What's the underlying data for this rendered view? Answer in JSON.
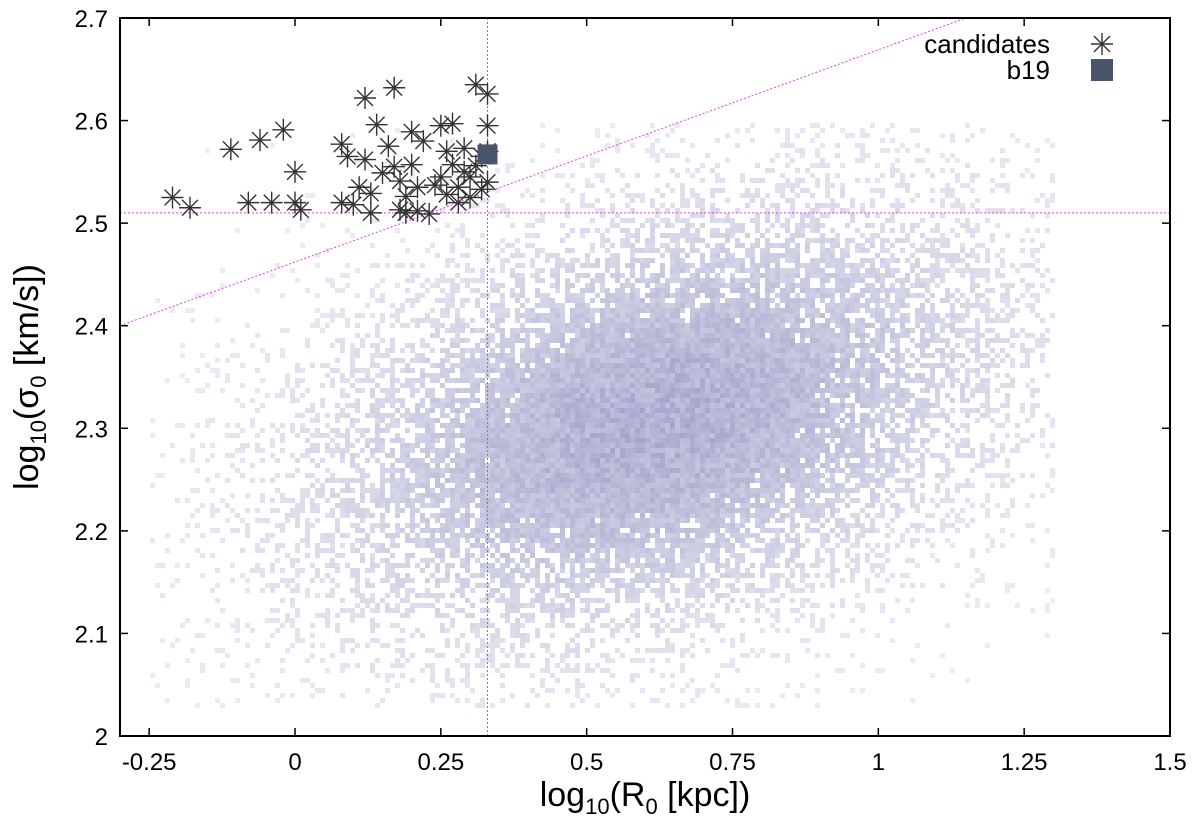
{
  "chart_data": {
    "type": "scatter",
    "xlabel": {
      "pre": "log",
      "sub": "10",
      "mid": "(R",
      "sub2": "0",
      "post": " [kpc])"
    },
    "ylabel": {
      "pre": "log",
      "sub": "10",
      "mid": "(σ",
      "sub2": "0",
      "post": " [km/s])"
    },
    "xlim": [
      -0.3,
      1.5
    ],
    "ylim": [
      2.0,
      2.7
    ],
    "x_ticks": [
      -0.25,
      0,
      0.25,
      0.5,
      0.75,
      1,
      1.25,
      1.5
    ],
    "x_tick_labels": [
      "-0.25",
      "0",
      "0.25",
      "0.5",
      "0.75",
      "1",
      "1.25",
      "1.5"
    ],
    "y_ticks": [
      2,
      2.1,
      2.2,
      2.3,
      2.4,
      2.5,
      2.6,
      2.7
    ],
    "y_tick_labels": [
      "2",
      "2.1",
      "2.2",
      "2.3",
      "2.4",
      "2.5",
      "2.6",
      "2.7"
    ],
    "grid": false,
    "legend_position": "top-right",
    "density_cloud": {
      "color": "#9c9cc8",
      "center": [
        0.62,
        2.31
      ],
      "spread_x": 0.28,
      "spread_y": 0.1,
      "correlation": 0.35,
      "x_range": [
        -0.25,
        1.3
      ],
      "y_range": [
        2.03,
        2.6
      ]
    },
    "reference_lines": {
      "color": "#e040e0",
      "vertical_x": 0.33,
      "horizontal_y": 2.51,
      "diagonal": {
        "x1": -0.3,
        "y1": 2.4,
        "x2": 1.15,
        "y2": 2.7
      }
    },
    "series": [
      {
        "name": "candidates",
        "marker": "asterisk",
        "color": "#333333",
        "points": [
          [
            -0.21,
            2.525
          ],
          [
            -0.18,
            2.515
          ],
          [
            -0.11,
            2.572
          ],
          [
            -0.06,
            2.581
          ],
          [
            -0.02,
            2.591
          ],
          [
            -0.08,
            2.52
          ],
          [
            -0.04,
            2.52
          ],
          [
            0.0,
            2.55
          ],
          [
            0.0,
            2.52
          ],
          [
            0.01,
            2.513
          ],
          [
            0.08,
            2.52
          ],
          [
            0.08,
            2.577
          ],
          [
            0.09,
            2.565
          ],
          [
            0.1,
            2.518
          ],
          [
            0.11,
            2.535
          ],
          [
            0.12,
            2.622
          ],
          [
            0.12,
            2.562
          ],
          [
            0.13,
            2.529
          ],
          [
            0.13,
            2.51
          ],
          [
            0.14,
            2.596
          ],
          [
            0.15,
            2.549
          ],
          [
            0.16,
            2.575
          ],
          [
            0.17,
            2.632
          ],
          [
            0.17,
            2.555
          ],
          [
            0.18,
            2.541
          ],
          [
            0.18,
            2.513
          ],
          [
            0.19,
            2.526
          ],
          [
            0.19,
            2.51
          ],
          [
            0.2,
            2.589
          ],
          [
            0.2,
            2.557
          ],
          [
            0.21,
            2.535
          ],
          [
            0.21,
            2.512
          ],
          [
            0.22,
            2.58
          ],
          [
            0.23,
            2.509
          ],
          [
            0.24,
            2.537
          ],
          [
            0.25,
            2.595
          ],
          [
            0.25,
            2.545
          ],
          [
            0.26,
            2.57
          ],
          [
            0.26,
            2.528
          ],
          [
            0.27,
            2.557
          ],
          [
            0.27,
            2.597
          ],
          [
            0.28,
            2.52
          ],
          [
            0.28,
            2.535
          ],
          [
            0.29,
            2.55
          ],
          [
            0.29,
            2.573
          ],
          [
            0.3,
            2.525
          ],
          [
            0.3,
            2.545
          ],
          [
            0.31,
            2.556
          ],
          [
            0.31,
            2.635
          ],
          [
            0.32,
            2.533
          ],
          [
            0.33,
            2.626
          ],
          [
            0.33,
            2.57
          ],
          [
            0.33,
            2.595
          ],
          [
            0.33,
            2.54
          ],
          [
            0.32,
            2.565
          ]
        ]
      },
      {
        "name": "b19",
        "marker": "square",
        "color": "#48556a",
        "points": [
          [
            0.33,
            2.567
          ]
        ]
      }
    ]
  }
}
######
→ EXERCISE BRIEF: Search the data for the word "color" and copy each line where it appears.

→ EXERCISE OUTPUT:
      "color": "#9c9cc8",
      "color": "#e040e0",
        "color": "#333333",
        "color": "#48556a",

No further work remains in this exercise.